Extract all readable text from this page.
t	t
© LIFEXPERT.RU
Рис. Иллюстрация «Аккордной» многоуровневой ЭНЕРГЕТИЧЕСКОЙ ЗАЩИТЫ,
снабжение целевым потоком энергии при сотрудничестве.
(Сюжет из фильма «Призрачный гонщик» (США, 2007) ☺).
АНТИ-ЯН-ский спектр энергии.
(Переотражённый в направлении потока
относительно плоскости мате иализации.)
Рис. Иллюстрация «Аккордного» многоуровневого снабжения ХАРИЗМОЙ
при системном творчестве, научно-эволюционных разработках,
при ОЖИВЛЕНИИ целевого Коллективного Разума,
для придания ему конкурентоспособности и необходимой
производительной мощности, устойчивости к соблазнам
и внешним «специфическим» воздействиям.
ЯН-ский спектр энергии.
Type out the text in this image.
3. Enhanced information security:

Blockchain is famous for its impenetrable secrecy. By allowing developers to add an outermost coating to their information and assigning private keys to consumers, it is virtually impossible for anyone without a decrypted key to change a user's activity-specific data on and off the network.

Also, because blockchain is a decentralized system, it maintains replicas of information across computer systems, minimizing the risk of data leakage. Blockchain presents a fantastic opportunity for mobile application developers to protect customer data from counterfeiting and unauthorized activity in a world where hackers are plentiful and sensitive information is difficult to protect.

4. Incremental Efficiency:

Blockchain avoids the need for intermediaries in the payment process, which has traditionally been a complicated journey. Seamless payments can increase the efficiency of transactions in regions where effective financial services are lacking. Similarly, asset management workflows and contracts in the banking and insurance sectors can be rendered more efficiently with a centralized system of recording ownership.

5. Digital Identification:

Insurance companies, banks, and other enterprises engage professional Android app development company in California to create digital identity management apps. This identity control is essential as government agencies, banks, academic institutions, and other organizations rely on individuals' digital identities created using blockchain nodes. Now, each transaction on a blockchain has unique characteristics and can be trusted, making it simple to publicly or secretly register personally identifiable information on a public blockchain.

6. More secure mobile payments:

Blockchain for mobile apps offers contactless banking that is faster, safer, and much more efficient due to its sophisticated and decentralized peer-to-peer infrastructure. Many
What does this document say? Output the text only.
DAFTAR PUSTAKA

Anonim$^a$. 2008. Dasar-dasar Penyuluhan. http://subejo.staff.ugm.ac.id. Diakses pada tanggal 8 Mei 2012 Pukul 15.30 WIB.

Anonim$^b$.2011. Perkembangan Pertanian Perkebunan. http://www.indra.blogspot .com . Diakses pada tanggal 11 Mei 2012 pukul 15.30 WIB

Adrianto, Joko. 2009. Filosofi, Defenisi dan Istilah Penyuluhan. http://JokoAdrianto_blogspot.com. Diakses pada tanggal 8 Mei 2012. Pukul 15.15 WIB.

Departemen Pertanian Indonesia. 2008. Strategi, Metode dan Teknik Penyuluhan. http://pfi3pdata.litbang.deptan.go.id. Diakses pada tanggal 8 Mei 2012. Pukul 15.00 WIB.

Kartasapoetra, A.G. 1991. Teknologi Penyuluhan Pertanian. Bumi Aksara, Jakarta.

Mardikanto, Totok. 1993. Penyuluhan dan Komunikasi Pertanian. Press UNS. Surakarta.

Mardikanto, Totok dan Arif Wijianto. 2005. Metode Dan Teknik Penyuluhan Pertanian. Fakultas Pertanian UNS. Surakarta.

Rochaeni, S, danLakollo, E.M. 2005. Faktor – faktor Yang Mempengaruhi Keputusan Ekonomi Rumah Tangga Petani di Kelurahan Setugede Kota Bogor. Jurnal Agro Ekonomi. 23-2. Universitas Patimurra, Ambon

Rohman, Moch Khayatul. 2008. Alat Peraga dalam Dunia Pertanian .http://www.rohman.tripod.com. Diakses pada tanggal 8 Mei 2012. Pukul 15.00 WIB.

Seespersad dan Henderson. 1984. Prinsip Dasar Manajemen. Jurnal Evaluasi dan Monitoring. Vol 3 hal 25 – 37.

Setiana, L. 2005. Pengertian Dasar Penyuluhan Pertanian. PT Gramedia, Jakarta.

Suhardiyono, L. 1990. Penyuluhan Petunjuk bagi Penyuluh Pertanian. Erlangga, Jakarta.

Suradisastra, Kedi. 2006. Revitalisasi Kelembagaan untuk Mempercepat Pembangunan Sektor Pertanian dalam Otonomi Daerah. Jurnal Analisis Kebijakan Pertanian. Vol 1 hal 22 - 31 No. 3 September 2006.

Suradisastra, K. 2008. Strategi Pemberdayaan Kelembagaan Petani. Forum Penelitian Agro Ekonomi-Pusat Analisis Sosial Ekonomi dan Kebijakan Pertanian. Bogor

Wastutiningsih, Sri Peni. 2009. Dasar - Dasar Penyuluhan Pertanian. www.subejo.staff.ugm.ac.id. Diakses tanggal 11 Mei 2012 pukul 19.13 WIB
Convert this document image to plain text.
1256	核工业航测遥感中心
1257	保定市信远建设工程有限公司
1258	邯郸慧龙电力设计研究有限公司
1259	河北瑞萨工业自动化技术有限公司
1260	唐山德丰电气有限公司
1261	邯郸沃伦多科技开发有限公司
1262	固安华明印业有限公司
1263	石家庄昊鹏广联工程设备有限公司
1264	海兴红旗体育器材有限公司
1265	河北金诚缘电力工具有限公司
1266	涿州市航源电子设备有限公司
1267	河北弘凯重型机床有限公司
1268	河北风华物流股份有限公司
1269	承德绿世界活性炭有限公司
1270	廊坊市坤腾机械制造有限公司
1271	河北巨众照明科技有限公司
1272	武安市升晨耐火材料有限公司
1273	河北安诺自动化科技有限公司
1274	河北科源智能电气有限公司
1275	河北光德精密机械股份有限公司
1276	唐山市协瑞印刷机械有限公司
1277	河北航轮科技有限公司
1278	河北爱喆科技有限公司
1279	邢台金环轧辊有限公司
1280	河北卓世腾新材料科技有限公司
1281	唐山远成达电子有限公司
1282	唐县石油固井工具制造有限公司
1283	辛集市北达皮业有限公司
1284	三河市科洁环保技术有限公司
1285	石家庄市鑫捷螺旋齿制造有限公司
----------
▸ EXERCISE BRIEF:
Return all of the entries exactly as written.

▸ EXERCISE ANSWER:
Extract all readable text from this page.
t	t
© LIFEXPERT.RU
Рис. Иллюстрация «Аккордной» многоуровневой ЭНЕРГЕТИЧЕСКОЙ ЗАЩИТЫ,
снабжение целевым потоком энергии при сотрудничестве.
(Сюжет из фильма «Призрачный гонщик» (США, 2007) ☺).
АНТИ-ЯН-ский спектр энергии.
(Переотражённый в направлении потока
относительно плоскости мате иализации.)
Рис. Иллюстрация «Аккордного» многоуровневого снабжения ХАРИЗМОЙ
при системном творчестве, научно-эволюционных разработках,
при ОЖИВЛЕНИИ целевого Коллективного Разума,
для придания ему конкурентоспособности и необходимой
производительной мощности, устойчивости к соблазнам
и внешним «специфическим» воздействиям.
ЯН-ский спектр энергии.
Type out the text in this image.
3. Enhanced information security:

Blockchain is famous for its impenetrable secrecy. By allowing developers to add an outermost coating to their information and assigning private keys to consumers, it is virtually impossible for anyone without a decrypted key to change a user's activity-specific data on and off the network.

Also, because blockchain is a decentralized system, it maintains replicas of information across computer systems, minimizing the risk of data leakage. Blockchain presents a fantastic opportunity for mobile application developers to protect customer data from counterfeiting and unauthorized activity in a world where hackers are plentiful and sensitive information is difficult to protect.

4. Incremental Efficiency:

Blockchain avoids the need for intermediaries in the payment process, which has traditionally been a complicated journey. Seamless payments can increase the efficiency of transactions in regions where effective financial services are lacking. Similarly, asset management workflows and contracts in the banking and insurance sectors can be rendered more efficiently with a centralized system of recording ownership.

5. Digital Identification:

Insurance companies, banks, and other enterprises engage professional Android app development company in California to create digital identity management apps. This identity control is essential as government agencies, banks, academic institutions, and other organizations rely on individuals' digital identities created using blockchain nodes. Now, each transaction on a blockchain has unique characteristics and can be trusted, making it simple to publicly or secretly register personally identifiable information on a public blockchain.

6. More secure mobile payments:

Blockchain for mobile apps offers contactless banking that is faster, safer, and much more efficient due to its sophisticated and decentralized peer-to-peer infrastructure. Many
What does this document say? Output the text only.
DAFTAR PUSTAKA

Anonim$^a$. 2008. Dasar-dasar Penyuluhan. http://subejo.staff.ugm.ac.id. Diakses pada tanggal 8 Mei 2012 Pukul 15.30 WIB.

Anonim$^b$.2011. Perkembangan Pertanian Perkebunan. http://www.indra.blogspot .com . Diakses pada tanggal 11 Mei 2012 pukul 15.30 WIB

Adrianto, Joko. 2009. Filosofi, Defenisi dan Istilah Penyuluhan. http://JokoAdrianto_blogspot.com. Diakses pada tanggal 8 Mei 2012. Pukul 15.15 WIB.

Departemen Pertanian Indonesia. 2008. Strategi, Metode dan Teknik Penyuluhan. http://pfi3pdata.litbang.deptan.go.id. Diakses pada tanggal 8 Mei 2012. Pukul 15.00 WIB.

Kartasapoetra, A.G. 1991. Teknologi Penyuluhan Pertanian. Bumi Aksara, Jakarta.

Mardikanto, Totok. 1993. Penyuluhan dan Komunikasi Pertanian. Press UNS. Surakarta.

Mardikanto, Totok dan Arif Wijianto. 2005. Metode Dan Teknik Penyuluhan Pertanian. Fakultas Pertanian UNS. Surakarta.

Rochaeni, S, danLakollo, E.M. 2005. Faktor – faktor Yang Mempengaruhi Keputusan Ekonomi Rumah Tangga Petani di Kelurahan Setugede Kota Bogor. Jurnal Agro Ekonomi. 23-2. Universitas Patimurra, Ambon

Rohman, Moch Khayatul. 2008. Alat Peraga dalam Dunia Pertanian .http://www.rohman.tripod.com. Diakses pada tanggal 8 Mei 2012. Pukul 15.00 WIB.

Seespersad dan Henderson. 1984. Prinsip Dasar Manajemen. Jurnal Evaluasi dan Monitoring. Vol 3 hal 25 – 37.

Setiana, L. 2005. Pengertian Dasar Penyuluhan Pertanian. PT Gramedia, Jakarta.

Suhardiyono, L. 1990. Penyuluhan Petunjuk bagi Penyuluh Pertanian. Erlangga, Jakarta.

Suradisastra, Kedi. 2006. Revitalisasi Kelembagaan untuk Mempercepat Pembangunan Sektor Pertanian dalam Otonomi Daerah. Jurnal Analisis Kebijakan Pertanian. Vol 1 hal 22 - 31 No. 3 September 2006.

Suradisastra, K. 2008. Strategi Pemberdayaan Kelembagaan Petani. Forum Penelitian Agro Ekonomi-Pusat Analisis Sosial Ekonomi dan Kebijakan Pertanian. Bogor

Wastutiningsih, Sri Peni. 2009. Dasar - Dasar Penyuluhan Pertanian. www.subejo.staff.ugm.ac.id. Diakses tanggal 11 Mei 2012 pukul 19.13 WIB
Convert this document image to plain text.
1256	核工业航测遥感中心
1257	保定市信远建设工程有限公司
1258	邯郸慧龙电力设计研究有限公司
1259	河北瑞萨工业自动化技术有限公司
1260	唐山德丰电气有限公司
1261	邯郸沃伦多科技开发有限公司
1262	固安华明印业有限公司
1263	石家庄昊鹏广联工程设备有限公司
1264	海兴红旗体育器材有限公司
1265	河北金诚缘电力工具有限公司
1266	涿州市航源电子设备有限公司
1267	河北弘凯重型机床有限公司
1268	河北风华物流股份有限公司
1269	承德绿世界活性炭有限公司
1270	廊坊市坤腾机械制造有限公司
1271	河北巨众照明科技有限公司
1272	武安市升晨耐火材料有限公司
1273	河北安诺自动化科技有限公司
1274	河北科源智能电气有限公司
1275	河北光德精密机械股份有限公司
1276	唐山市协瑞印刷机械有限公司
1277	河北航轮科技有限公司
1278	河北爱喆科技有限公司
1279	邢台金环轧辊有限公司
1280	河北卓世腾新材料科技有限公司
1281	唐山远成达电子有限公司
1282	唐县石油固井工具制造有限公司
1283	辛集市北达皮业有限公司
1284	三河市科洁环保技术有限公司
1285	石家庄市鑫捷螺旋齿制造有限公司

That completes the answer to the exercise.